EXERCISE TASK: Each record below is to be reproduced without any change.
══════════
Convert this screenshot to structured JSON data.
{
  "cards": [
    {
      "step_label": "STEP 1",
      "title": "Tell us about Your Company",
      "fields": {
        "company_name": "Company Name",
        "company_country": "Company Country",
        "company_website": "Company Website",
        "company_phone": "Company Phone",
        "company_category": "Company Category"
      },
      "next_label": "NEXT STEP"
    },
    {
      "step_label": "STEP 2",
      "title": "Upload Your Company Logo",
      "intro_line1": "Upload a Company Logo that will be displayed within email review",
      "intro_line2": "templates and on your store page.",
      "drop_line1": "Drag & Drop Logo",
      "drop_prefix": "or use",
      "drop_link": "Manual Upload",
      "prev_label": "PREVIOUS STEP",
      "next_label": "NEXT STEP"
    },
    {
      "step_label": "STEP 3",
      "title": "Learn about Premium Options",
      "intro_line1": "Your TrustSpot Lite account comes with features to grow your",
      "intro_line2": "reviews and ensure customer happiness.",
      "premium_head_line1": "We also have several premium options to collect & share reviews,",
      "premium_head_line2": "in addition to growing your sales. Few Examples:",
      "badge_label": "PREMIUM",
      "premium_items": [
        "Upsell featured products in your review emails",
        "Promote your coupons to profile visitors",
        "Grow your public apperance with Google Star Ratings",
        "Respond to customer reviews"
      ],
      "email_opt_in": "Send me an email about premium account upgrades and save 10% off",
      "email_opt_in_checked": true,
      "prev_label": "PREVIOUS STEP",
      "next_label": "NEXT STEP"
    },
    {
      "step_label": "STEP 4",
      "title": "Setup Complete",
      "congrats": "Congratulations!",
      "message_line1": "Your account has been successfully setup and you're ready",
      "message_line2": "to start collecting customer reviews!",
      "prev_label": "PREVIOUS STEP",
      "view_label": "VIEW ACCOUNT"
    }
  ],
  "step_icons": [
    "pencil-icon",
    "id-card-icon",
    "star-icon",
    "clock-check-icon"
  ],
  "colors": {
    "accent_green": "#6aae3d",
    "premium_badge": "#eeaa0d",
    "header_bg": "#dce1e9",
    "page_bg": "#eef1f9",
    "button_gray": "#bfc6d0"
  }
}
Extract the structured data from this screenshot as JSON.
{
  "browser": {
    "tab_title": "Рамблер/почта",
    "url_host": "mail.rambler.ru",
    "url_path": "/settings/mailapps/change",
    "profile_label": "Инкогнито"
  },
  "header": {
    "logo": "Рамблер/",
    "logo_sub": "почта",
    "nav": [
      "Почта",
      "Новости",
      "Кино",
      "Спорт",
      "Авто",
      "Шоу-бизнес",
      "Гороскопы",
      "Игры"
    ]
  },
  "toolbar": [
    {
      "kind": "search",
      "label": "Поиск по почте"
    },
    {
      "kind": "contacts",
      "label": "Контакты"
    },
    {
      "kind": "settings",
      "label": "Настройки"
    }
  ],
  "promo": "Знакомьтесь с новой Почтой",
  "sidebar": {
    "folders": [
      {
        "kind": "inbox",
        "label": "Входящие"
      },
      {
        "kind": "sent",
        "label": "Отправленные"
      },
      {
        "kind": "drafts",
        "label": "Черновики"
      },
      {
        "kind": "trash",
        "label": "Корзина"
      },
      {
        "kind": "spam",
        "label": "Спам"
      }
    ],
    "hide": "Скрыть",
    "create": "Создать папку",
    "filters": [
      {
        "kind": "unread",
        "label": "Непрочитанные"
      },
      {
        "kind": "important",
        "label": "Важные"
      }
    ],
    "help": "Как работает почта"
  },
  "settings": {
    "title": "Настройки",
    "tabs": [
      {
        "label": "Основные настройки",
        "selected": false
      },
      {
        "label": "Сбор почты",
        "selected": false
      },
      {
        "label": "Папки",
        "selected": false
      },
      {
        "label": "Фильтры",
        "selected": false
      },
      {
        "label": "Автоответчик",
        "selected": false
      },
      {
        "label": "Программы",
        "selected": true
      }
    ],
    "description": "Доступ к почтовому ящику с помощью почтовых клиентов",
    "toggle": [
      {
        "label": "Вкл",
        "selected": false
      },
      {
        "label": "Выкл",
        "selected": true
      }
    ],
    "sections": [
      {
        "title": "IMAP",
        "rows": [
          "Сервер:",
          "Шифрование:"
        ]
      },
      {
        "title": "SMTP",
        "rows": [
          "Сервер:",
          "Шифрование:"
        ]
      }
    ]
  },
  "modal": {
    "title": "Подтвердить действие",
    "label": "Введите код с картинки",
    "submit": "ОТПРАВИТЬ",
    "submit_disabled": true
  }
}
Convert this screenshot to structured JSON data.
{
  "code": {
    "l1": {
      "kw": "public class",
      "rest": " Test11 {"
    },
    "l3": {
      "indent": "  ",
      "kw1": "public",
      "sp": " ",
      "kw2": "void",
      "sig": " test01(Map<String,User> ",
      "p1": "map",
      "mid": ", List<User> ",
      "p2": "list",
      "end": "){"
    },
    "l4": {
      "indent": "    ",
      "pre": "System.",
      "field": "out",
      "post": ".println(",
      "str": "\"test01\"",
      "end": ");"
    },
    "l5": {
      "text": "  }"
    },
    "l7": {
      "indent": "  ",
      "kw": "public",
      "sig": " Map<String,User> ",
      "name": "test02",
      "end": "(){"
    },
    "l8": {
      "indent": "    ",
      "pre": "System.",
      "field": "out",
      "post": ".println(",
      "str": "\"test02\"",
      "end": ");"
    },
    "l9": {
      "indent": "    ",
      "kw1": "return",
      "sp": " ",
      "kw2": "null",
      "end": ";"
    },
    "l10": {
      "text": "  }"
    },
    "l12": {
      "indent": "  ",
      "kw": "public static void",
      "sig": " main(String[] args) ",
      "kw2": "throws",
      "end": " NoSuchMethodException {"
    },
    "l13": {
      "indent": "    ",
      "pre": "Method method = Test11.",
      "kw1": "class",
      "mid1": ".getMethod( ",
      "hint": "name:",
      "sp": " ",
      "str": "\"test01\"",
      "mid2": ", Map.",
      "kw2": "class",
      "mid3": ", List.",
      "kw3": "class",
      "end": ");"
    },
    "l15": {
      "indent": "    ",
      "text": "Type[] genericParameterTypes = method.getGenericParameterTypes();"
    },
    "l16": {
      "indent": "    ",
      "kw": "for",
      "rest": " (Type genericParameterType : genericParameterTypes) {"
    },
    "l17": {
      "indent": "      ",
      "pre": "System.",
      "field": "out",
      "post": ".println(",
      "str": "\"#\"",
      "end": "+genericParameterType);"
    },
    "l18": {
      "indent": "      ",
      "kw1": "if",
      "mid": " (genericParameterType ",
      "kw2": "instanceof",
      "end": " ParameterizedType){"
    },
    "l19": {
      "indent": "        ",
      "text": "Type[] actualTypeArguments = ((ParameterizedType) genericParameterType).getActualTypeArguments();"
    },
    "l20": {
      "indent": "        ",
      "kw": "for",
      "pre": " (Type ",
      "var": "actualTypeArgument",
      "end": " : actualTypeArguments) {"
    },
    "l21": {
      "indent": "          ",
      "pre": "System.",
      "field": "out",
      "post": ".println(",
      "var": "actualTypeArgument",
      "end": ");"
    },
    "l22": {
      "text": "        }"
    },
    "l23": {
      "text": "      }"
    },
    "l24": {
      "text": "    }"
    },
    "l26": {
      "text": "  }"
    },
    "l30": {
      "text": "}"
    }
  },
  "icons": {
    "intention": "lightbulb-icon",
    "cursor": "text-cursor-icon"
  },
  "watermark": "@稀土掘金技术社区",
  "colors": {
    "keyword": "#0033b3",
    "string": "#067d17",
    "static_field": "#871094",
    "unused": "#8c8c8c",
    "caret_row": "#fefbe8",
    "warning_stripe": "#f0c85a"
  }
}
══════════
SOLUTION FOR THIS PROBLEM:
Convert this screenshot to structured JSON data.
{
  "cards": [
    {
      "step_label": "STEP 1",
      "title": "Tell us about Your Company",
      "fields": {
        "company_name": "Company Name",
        "company_country": "Company Country",
        "company_website": "Company Website",
        "company_phone": "Company Phone",
        "company_category": "Company Category"
      },
      "next_label": "NEXT STEP"
    },
    {
      "step_label": "STEP 2",
      "title": "Upload Your Company Logo",
      "intro_line1": "Upload a Company Logo that will be displayed within email review",
      "intro_line2": "templates and on your store page.",
      "drop_line1": "Drag & Drop Logo",
      "drop_prefix": "or use",
      "drop_link": "Manual Upload",
      "prev_label": "PREVIOUS STEP",
      "next_label": "NEXT STEP"
    },
    {
      "step_label": "STEP 3",
      "title": "Learn about Premium Options",
      "intro_line1": "Your TrustSpot Lite account comes with features to grow your",
      "intro_line2": "reviews and ensure customer happiness.",
      "premium_head_line1": "We also have several premium options to collect & share reviews,",
      "premium_head_line2": "in addition to growing your sales. Few Examples:",
      "badge_label": "PREMIUM",
      "premium_items": [
        "Upsell featured products in your review emails",
        "Promote your coupons to profile visitors",
        "Grow your public apperance with Google Star Ratings",
        "Respond to customer reviews"
      ],
      "email_opt_in": "Send me an email about premium account upgrades and save 10% off",
      "email_opt_in_checked": true,
      "prev_label": "PREVIOUS STEP",
      "next_label": "NEXT STEP"
    },
    {
      "step_label": "STEP 4",
      "title": "Setup Complete",
      "congrats": "Congratulations!",
      "message_line1": "Your account has been successfully setup and you're ready",
      "message_line2": "to start collecting customer reviews!",
      "prev_label": "PREVIOUS STEP",
      "view_label": "VIEW ACCOUNT"
    }
  ],
  "step_icons": [
    "pencil-icon",
    "id-card-icon",
    "star-icon",
    "clock-check-icon"
  ],
  "colors": {
    "accent_green": "#6aae3d",
    "premium_badge": "#eeaa0d",
    "header_bg": "#dce1e9",
    "page_bg": "#eef1f9",
    "button_gray": "#bfc6d0"
  }
}
Extract the structured data from this screenshot as JSON.
{
  "browser": {
    "tab_title": "Рамблер/почта",
    "url_host": "mail.rambler.ru",
    "url_path": "/settings/mailapps/change",
    "profile_label": "Инкогнито"
  },
  "header": {
    "logo": "Рамблер/",
    "logo_sub": "почта",
    "nav": [
      "Почта",
      "Новости",
      "Кино",
      "Спорт",
      "Авто",
      "Шоу-бизнес",
      "Гороскопы",
      "Игры"
    ]
  },
  "toolbar": [
    {
      "kind": "search",
      "label": "Поиск по почте"
    },
    {
      "kind": "contacts",
      "label": "Контакты"
    },
    {
      "kind": "settings",
      "label": "Настройки"
    }
  ],
  "promo": "Знакомьтесь с новой Почтой",
  "sidebar": {
    "folders": [
      {
        "kind": "inbox",
        "label": "Входящие"
      },
      {
        "kind": "sent",
        "label": "Отправленные"
      },
      {
        "kind": "drafts",
        "label": "Черновики"
      },
      {
        "kind": "trash",
        "label": "Корзина"
      },
      {
        "kind": "spam",
        "label": "Спам"
      }
    ],
    "hide": "Скрыть",
    "create": "Создать папку",
    "filters": [
      {
        "kind": "unread",
        "label": "Непрочитанные"
      },
      {
        "kind": "important",
        "label": "Важные"
      }
    ],
    "help": "Как работает почта"
  },
  "settings": {
    "title": "Настройки",
    "tabs": [
      {
        "label": "Основные настройки",
        "selected": false
      },
      {
        "label": "Сбор почты",
        "selected": false
      },
      {
        "label": "Папки",
        "selected": false
      },
      {
        "label": "Фильтры",
        "selected": false
      },
      {
        "label": "Автоответчик",
        "selected": false
      },
      {
        "label": "Программы",
        "selected": true
      }
    ],
    "description": "Доступ к почтовому ящику с помощью почтовых клиентов",
    "toggle": [
      {
        "label": "Вкл",
        "selected": false
      },
      {
        "label": "Выкл",
        "selected": true
      }
    ],
    "sections": [
      {
        "title": "IMAP",
        "rows": [
          "Сервер:",
          "Шифрование:"
        ]
      },
      {
        "title": "SMTP",
        "rows": [
          "Сервер:",
          "Шифрование:"
        ]
      }
    ]
  },
  "modal": {
    "title": "Подтвердить действие",
    "label": "Введите код с картинки",
    "submit": "ОТПРАВИТЬ",
    "submit_disabled": true
  }
}
Convert this screenshot to structured JSON data.
{
  "code": {
    "l1": {
      "kw": "public class",
      "rest": " Test11 {"
    },
    "l3": {
      "indent": "  ",
      "kw1": "public",
      "sp": " ",
      "kw2": "void",
      "sig": " test01(Map<String,User> ",
      "p1": "map",
      "mid": ", List<User> ",
      "p2": "list",
      "end": "){"
    },
    "l4": {
      "indent": "    ",
      "pre": "System.",
      "field": "out",
      "post": ".println(",
      "str": "\"test01\"",
      "end": ");"
    },
    "l5": {
      "text": "  }"
    },
    "l7": {
      "indent": "  ",
      "kw": "public",
      "sig": " Map<String,User> ",
      "name": "test02",
      "end": "(){"
    },
    "l8": {
      "indent": "    ",
      "pre": "System.",
      "field": "out",
      "post": ".println(",
      "str": "\"test02\"",
      "end": ");"
    },
    "l9": {
      "indent": "    ",
      "kw1": "return",
      "sp": " ",
      "kw2": "null",
      "end": ";"
    },
    "l10": {
      "text": "  }"
    },
    "l12": {
      "indent": "  ",
      "kw": "public static void",
      "sig": " main(String[] args) ",
      "kw2": "throws",
      "end": " NoSuchMethodException {"
    },
    "l13": {
      "indent": "    ",
      "pre": "Method method = Test11.",
      "kw1": "class",
      "mid1": ".getMethod( ",
      "hint": "name:",
      "sp": " ",
      "str": "\"test01\"",
      "mid2": ", Map.",
      "kw2": "class",
      "mid3": ", List.",
      "kw3": "class",
      "end": ");"
    },
    "l15": {
      "indent": "    ",
      "text": "Type[] genericParameterTypes = method.getGenericParameterTypes();"
    },
    "l16": {
      "indent": "    ",
      "kw": "for",
      "rest": " (Type genericParameterType : genericParameterTypes) {"
    },
    "l17": {
      "indent": "      ",
      "pre": "System.",
      "field": "out",
      "post": ".println(",
      "str": "\"#\"",
      "end": "+genericParameterType);"
    },
    "l18": {
      "indent": "      ",
      "kw1": "if",
      "mid": " (genericParameterType ",
      "kw2": "instanceof",
      "end": " ParameterizedType){"
    },
    "l19": {
      "indent": "        ",
      "text": "Type[] actualTypeArguments = ((ParameterizedType) genericParameterType).getActualTypeArguments();"
    },
    "l20": {
      "indent": "        ",
      "kw": "for",
      "pre": " (Type ",
      "var": "actualTypeArgument",
      "end": " : actualTypeArguments) {"
    },
    "l21": {
      "indent": "          ",
      "pre": "System.",
      "field": "out",
      "post": ".println(",
      "var": "actualTypeArgument",
      "end": ");"
    },
    "l22": {
      "text": "        }"
    },
    "l23": {
      "text": "      }"
    },
    "l24": {
      "text": "    }"
    },
    "l26": {
      "text": "  }"
    },
    "l30": {
      "text": "}"
    }
  },
  "icons": {
    "intention": "lightbulb-icon",
    "cursor": "text-cursor-icon"
  },
  "watermark": "@稀土掘金技术社区",
  "colors": {
    "keyword": "#0033b3",
    "string": "#067d17",
    "static_field": "#871094",
    "unused": "#8c8c8c",
    "caret_row": "#fefbe8",
    "warning_stripe": "#f0c85a"
  }
}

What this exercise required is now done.